[START OF QUOTED PASSAGE]

Wednesday, November 23, 2011


Stakeholder Governance in Social Performance Management 

While social initiatives often come up with and nurture ideas with the potential to change the world, a healthy business approach is required to unleash the full potential of such ideas in the majority of cases. This also applies for microfinance - the response to the demand for financial services of micro-enterprises and poor households in developing and emerging countries, that otherwise would have no or only limited access to the formal financial sector.
Recent events in some of the most advanced markets for microfinance and the at times concomitant controversial media coverage have regrettably tarnished the sector’s reputation lately. They have thus drawn the attention not only of the microfinance community, but also the broader public, to the risks involved in this rapidly growing industry. These risks include increasing competition, governance and regulatory issues such as overindebtedness of clients, bad lending practices of the microfinance institutions and mission drift - to name but a few. Stakeholders at all levels of the value chain, from investors to end clients, are increasingly worried about the negative consequences of a unilateral commercialization of microfinance in pursuit of financial profitability.

[END OF QUOTED PASSAGE]
[START OF INFORMATION PROVIDED]

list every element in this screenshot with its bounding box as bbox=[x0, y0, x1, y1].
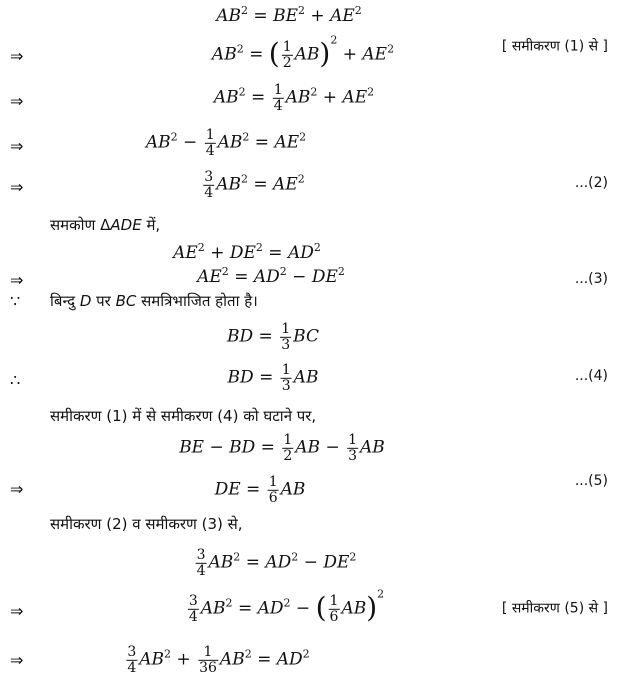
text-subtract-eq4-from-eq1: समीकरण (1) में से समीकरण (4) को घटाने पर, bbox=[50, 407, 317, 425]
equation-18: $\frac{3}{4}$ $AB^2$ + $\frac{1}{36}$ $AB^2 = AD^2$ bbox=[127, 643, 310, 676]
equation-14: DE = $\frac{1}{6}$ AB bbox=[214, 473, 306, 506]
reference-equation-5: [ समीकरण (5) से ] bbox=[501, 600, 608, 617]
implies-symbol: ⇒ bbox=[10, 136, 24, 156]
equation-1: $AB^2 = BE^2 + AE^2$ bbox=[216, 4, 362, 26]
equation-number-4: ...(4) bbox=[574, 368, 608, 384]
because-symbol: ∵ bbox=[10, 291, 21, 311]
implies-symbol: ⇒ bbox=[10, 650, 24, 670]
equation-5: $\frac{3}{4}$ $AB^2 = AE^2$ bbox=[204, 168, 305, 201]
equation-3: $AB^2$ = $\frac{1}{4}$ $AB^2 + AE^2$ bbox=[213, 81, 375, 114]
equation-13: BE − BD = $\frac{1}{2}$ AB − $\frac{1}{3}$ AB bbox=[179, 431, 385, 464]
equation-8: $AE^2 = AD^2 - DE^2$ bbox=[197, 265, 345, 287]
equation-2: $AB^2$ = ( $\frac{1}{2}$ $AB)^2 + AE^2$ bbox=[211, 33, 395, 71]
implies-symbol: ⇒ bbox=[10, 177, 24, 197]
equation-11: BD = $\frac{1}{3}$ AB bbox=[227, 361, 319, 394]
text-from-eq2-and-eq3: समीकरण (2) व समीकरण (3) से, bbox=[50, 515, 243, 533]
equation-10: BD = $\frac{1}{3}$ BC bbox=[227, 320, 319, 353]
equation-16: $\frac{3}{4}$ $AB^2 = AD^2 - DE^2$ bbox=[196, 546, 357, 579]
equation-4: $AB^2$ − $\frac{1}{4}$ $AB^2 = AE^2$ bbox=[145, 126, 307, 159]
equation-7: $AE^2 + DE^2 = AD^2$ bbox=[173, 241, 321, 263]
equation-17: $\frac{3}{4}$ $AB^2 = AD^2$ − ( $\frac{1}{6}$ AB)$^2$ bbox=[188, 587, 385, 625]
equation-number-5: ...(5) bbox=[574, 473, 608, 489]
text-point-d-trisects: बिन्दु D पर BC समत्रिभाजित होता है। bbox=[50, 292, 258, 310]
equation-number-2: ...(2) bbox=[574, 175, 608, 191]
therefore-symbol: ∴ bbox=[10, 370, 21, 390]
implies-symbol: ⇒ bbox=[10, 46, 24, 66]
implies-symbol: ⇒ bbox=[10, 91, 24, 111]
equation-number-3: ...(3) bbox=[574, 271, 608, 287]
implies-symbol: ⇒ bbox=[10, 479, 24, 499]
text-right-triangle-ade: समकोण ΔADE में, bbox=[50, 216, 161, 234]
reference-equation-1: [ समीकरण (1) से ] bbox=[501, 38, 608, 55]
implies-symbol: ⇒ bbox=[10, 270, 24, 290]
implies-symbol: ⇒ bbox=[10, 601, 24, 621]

[END OF INFORMATION PROVIDED]

[PROBLEMS AND TASKS]
**A)** In the microfinance post, what are stakeholders increasingly worried about?
**B)** In the entries, retype the lines between the line holding "text-subtract-eq4-from-eq1: समीकरण (1)" and the line holding "implies-symbol: ⇒ bbox=[10, 270, 24, 290]", inclusive, with no changes.
The microfinance post and the entries are separate material.

[RESPONSES FOR EACH TASK]
**A)** They are worried about the negative consequences of a unilateral commercialization of microfinance in pursuit of financial profitability.

**B)**
text-subtract-eq4-from-eq1: समीकरण (1) में से समीकरण (4) को घटाने पर, bbox=[50, 407, 317, 425]
equation-18: $\frac{3}{4}$ $AB^2$ + $\frac{1}{36}$ $AB^2 = AD^2$ bbox=[127, 643, 310, 676]
equation-14: DE = $\frac{1}{6}$ AB bbox=[214, 473, 306, 506]
reference-equation-5: [ समीकरण (5) से ] bbox=[501, 600, 608, 617]
implies-symbol: ⇒ bbox=[10, 136, 24, 156]
equation-1: $AB^2 = BE^2 + AE^2$ bbox=[216, 4, 362, 26]
equation-number-4: ...(4) bbox=[574, 368, 608, 384]
because-symbol: ∵ bbox=[10, 291, 21, 311]
implies-symbol: ⇒ bbox=[10, 650, 24, 670]
equation-5: $\frac{3}{4}$ $AB^2 = AE^2$ bbox=[204, 168, 305, 201]
equation-3: $AB^2$ = $\frac{1}{4}$ $AB^2 + AE^2$ bbox=[213, 81, 375, 114]
equation-13: BE − BD = $\frac{1}{2}$ AB − $\frac{1}{3}$ AB bbox=[179, 431, 385, 464]
equation-8: $AE^2 = AD^2 - DE^2$ bbox=[197, 265, 345, 287]
equation-2: $AB^2$ = ( $\frac{1}{2}$ $AB)^2 + AE^2$ bbox=[211, 33, 395, 71]
implies-symbol: ⇒ bbox=[10, 177, 24, 197]
equation-11: BD = $\frac{1}{3}$ AB bbox=[227, 361, 319, 394]
text-from-eq2-and-eq3: समीकरण (2) व समीकरण (3) से, bbox=[50, 515, 243, 533]
equation-10: BD = $\frac{1}{3}$ BC bbox=[227, 320, 319, 353]
equation-16: $\frac{3}{4}$ $AB^2 = AD^2 - DE^2$ bbox=[196, 546, 357, 579]
equation-4: $AB^2$ − $\frac{1}{4}$ $AB^2 = AE^2$ bbox=[145, 126, 307, 159]
equation-7: $AE^2 + DE^2 = AD^2$ bbox=[173, 241, 321, 263]
equation-17: $\frac{3}{4}$ $AB^2 = AD^2$ − ( $\frac{1}{6}$ AB)$^2$ bbox=[188, 587, 385, 625]
equation-number-5: ...(5) bbox=[574, 473, 608, 489]
text-point-d-trisects: बिन्दु D पर BC समत्रिभाजित होता है। bbox=[50, 292, 258, 310]
equation-number-2: ...(2) bbox=[574, 175, 608, 191]
therefore-symbol: ∴ bbox=[10, 370, 21, 390]
implies-symbol: ⇒ bbox=[10, 46, 24, 66]
implies-symbol: ⇒ bbox=[10, 91, 24, 111]
equation-number-3: ...(3) bbox=[574, 271, 608, 287]
implies-symbol: ⇒ bbox=[10, 479, 24, 499]
text-right-triangle-ade: समकोण ΔADE में, bbox=[50, 216, 161, 234]
reference-equation-1: [ समीकरण (1) से ] bbox=[501, 38, 608, 55]
implies-symbol: ⇒ bbox=[10, 270, 24, 290]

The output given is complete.